◆ Instruction ◆
Please quote every line word for word.

##### Records provided #####

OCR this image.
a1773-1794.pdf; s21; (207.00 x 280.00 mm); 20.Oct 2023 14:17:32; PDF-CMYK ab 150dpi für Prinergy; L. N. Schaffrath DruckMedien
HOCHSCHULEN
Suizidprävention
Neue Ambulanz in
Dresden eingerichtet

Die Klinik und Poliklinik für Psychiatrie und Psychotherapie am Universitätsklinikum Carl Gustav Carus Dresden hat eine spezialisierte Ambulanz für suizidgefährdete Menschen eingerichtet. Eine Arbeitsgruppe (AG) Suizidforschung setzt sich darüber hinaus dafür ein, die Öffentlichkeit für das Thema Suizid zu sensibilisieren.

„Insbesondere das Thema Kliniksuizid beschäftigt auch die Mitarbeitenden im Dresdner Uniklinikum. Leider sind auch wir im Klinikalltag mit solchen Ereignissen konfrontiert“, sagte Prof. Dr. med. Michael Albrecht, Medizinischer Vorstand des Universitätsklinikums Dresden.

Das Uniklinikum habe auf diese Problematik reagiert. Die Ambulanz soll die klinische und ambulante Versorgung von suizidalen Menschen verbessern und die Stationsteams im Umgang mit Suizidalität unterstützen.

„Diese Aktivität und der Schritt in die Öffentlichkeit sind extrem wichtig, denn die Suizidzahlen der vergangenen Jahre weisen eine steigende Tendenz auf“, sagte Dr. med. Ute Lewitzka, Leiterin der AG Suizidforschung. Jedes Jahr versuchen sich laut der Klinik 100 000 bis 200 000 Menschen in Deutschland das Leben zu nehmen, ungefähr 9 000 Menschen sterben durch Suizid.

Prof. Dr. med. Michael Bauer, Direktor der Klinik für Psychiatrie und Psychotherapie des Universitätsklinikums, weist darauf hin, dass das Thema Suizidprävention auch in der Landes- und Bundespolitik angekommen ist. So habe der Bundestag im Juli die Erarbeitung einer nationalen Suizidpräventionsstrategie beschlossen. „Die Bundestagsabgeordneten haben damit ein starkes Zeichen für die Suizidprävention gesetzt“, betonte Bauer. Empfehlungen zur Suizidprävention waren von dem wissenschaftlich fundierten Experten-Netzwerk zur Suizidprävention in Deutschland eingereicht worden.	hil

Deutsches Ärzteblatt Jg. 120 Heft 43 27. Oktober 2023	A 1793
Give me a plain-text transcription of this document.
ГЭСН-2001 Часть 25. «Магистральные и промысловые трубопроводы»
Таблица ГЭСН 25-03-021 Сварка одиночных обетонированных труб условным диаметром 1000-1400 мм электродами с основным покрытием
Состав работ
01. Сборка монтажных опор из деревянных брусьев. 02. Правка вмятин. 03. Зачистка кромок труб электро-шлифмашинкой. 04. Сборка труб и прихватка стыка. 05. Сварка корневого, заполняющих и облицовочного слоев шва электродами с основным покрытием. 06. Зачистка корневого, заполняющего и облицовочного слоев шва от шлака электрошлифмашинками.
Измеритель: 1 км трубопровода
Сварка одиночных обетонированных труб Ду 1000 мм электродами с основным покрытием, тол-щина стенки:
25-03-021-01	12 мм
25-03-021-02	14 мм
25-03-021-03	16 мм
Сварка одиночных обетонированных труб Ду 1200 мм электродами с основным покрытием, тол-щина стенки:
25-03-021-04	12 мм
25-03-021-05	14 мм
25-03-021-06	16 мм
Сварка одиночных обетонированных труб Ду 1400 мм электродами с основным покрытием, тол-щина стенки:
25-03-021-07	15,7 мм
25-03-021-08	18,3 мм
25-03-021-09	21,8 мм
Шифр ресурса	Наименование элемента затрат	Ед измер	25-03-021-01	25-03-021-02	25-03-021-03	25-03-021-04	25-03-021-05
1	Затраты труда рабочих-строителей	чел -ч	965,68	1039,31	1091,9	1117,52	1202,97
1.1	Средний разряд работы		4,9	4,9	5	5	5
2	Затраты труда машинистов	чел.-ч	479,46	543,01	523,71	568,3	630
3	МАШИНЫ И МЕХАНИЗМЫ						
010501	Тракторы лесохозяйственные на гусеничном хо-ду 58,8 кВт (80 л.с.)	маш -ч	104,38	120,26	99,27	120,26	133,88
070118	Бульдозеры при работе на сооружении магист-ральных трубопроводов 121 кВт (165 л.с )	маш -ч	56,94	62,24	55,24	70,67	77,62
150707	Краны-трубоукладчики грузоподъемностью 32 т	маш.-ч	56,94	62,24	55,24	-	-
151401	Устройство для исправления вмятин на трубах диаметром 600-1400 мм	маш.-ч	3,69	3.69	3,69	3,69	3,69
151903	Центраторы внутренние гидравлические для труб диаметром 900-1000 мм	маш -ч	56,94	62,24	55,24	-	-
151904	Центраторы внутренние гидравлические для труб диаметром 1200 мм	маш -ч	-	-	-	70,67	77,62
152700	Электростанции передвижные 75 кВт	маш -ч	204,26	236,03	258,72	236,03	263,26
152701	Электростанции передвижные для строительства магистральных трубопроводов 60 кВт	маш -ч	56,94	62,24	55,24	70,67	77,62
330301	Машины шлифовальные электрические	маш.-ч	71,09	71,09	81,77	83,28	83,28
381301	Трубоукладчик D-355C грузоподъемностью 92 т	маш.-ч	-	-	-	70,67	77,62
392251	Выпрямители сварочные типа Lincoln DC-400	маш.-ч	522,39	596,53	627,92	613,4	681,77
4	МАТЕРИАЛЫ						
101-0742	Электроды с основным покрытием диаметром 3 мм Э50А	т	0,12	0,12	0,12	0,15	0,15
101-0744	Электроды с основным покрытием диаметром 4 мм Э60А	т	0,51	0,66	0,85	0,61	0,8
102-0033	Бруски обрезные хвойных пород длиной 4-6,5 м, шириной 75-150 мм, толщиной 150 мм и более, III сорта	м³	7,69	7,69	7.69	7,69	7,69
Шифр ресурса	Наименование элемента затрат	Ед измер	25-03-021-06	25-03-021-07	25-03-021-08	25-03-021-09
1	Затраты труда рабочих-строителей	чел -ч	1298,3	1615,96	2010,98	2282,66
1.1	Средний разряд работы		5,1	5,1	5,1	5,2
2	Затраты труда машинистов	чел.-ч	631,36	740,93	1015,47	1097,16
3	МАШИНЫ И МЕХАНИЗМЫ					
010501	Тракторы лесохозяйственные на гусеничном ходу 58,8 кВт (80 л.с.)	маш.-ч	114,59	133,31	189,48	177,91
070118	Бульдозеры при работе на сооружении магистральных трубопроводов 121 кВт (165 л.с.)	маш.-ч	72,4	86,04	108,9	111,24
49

#####

◆ Task response ◆
OCR this image.
a1773-1794.pdf; s21; (207.00 x 280.00 mm); 20.Oct 2023 14:17:32; PDF-CMYK ab 150dpi für Prinergy; L. N. Schaffrath DruckMedien
HOCHSCHULEN
Suizidprävention
Neue Ambulanz in
Dresden eingerichtet

Die Klinik und Poliklinik für Psychiatrie und Psychotherapie am Universitätsklinikum Carl Gustav Carus Dresden hat eine spezialisierte Ambulanz für suizidgefährdete Menschen eingerichtet. Eine Arbeitsgruppe (AG) Suizidforschung setzt sich darüber hinaus dafür ein, die Öffentlichkeit für das Thema Suizid zu sensibilisieren.

„Insbesondere das Thema Kliniksuizid beschäftigt auch die Mitarbeitenden im Dresdner Uniklinikum. Leider sind auch wir im Klinikalltag mit solchen Ereignissen konfrontiert“, sagte Prof. Dr. med. Michael Albrecht, Medizinischer Vorstand des Universitätsklinikums Dresden.

Das Uniklinikum habe auf diese Problematik reagiert. Die Ambulanz soll die klinische und ambulante Versorgung von suizidalen Menschen verbessern und die Stationsteams im Umgang mit Suizidalität unterstützen.

„Diese Aktivität und der Schritt in die Öffentlichkeit sind extrem wichtig, denn die Suizidzahlen der vergangenen Jahre weisen eine steigende Tendenz auf“, sagte Dr. med. Ute Lewitzka, Leiterin der AG Suizidforschung. Jedes Jahr versuchen sich laut der Klinik 100 000 bis 200 000 Menschen in Deutschland das Leben zu nehmen, ungefähr 9 000 Menschen sterben durch Suizid.

Prof. Dr. med. Michael Bauer, Direktor der Klinik für Psychiatrie und Psychotherapie des Universitätsklinikums, weist darauf hin, dass das Thema Suizidprävention auch in der Landes- und Bundespolitik angekommen ist. So habe der Bundestag im Juli die Erarbeitung einer nationalen Suizidpräventionsstrategie beschlossen. „Die Bundestagsabgeordneten haben damit ein starkes Zeichen für die Suizidprävention gesetzt“, betonte Bauer. Empfehlungen zur Suizidprävention waren von dem wissenschaftlich fundierten Experten-Netzwerk zur Suizidprävention in Deutschland eingereicht worden.	hil

Deutsches Ärzteblatt Jg. 120 Heft 43 27. Oktober 2023	A 1793
Give me a plain-text transcription of this document.
ГЭСН-2001 Часть 25. «Магистральные и промысловые трубопроводы»
Таблица ГЭСН 25-03-021 Сварка одиночных обетонированных труб условным диаметром 1000-1400 мм электродами с основным покрытием
Состав работ
01. Сборка монтажных опор из деревянных брусьев. 02. Правка вмятин. 03. Зачистка кромок труб электро-шлифмашинкой. 04. Сборка труб и прихватка стыка. 05. Сварка корневого, заполняющих и облицовочного слоев шва электродами с основным покрытием. 06. Зачистка корневого, заполняющего и облицовочного слоев шва от шлака электрошлифмашинками.
Измеритель: 1 км трубопровода
Сварка одиночных обетонированных труб Ду 1000 мм электродами с основным покрытием, тол-щина стенки:
25-03-021-01	12 мм
25-03-021-02	14 мм
25-03-021-03	16 мм
Сварка одиночных обетонированных труб Ду 1200 мм электродами с основным покрытием, тол-щина стенки:
25-03-021-04	12 мм
25-03-021-05	14 мм
25-03-021-06	16 мм
Сварка одиночных обетонированных труб Ду 1400 мм электродами с основным покрытием, тол-щина стенки:
25-03-021-07	15,7 мм
25-03-021-08	18,3 мм
25-03-021-09	21,8 мм
Шифр ресурса	Наименование элемента затрат	Ед измер	25-03-021-01	25-03-021-02	25-03-021-03	25-03-021-04	25-03-021-05
1	Затраты труда рабочих-строителей	чел -ч	965,68	1039,31	1091,9	1117,52	1202,97
1.1	Средний разряд работы		4,9	4,9	5	5	5
2	Затраты труда машинистов	чел.-ч	479,46	543,01	523,71	568,3	630
3	МАШИНЫ И МЕХАНИЗМЫ						
010501	Тракторы лесохозяйственные на гусеничном хо-ду 58,8 кВт (80 л.с.)	маш -ч	104,38	120,26	99,27	120,26	133,88
070118	Бульдозеры при работе на сооружении магист-ральных трубопроводов 121 кВт (165 л.с )	маш -ч	56,94	62,24	55,24	70,67	77,62
150707	Краны-трубоукладчики грузоподъемностью 32 т	маш.-ч	56,94	62,24	55,24	-	-
151401	Устройство для исправления вмятин на трубах диаметром 600-1400 мм	маш.-ч	3,69	3.69	3,69	3,69	3,69
151903	Центраторы внутренние гидравлические для труб диаметром 900-1000 мм	маш -ч	56,94	62,24	55,24	-	-
151904	Центраторы внутренние гидравлические для труб диаметром 1200 мм	маш -ч	-	-	-	70,67	77,62
152700	Электростанции передвижные 75 кВт	маш -ч	204,26	236,03	258,72	236,03	263,26
152701	Электростанции передвижные для строительства магистральных трубопроводов 60 кВт	маш -ч	56,94	62,24	55,24	70,67	77,62
330301	Машины шлифовальные электрические	маш.-ч	71,09	71,09	81,77	83,28	83,28
381301	Трубоукладчик D-355C грузоподъемностью 92 т	маш.-ч	-	-	-	70,67	77,62
392251	Выпрямители сварочные типа Lincoln DC-400	маш.-ч	522,39	596,53	627,92	613,4	681,77
4	МАТЕРИАЛЫ						
101-0742	Электроды с основным покрытием диаметром 3 мм Э50А	т	0,12	0,12	0,12	0,15	0,15
101-0744	Электроды с основным покрытием диаметром 4 мм Э60А	т	0,51	0,66	0,85	0,61	0,8
102-0033	Бруски обрезные хвойных пород длиной 4-6,5 м, шириной 75-150 мм, толщиной 150 мм и более, III сорта	м³	7,69	7,69	7.69	7,69	7,69
Шифр ресурса	Наименование элемента затрат	Ед измер	25-03-021-06	25-03-021-07	25-03-021-08	25-03-021-09
1	Затраты труда рабочих-строителей	чел -ч	1298,3	1615,96	2010,98	2282,66
1.1	Средний разряд работы		5,1	5,1	5,1	5,2
2	Затраты труда машинистов	чел.-ч	631,36	740,93	1015,47	1097,16
3	МАШИНЫ И МЕХАНИЗМЫ					
010501	Тракторы лесохозяйственные на гусеничном ходу 58,8 кВт (80 л.с.)	маш.-ч	114,59	133,31	189,48	177,91
070118	Бульдозеры при работе на сооружении магистральных трубопроводов 121 кВт (165 л.с.)	маш.-ч	72,4	86,04	108,9	111,24
49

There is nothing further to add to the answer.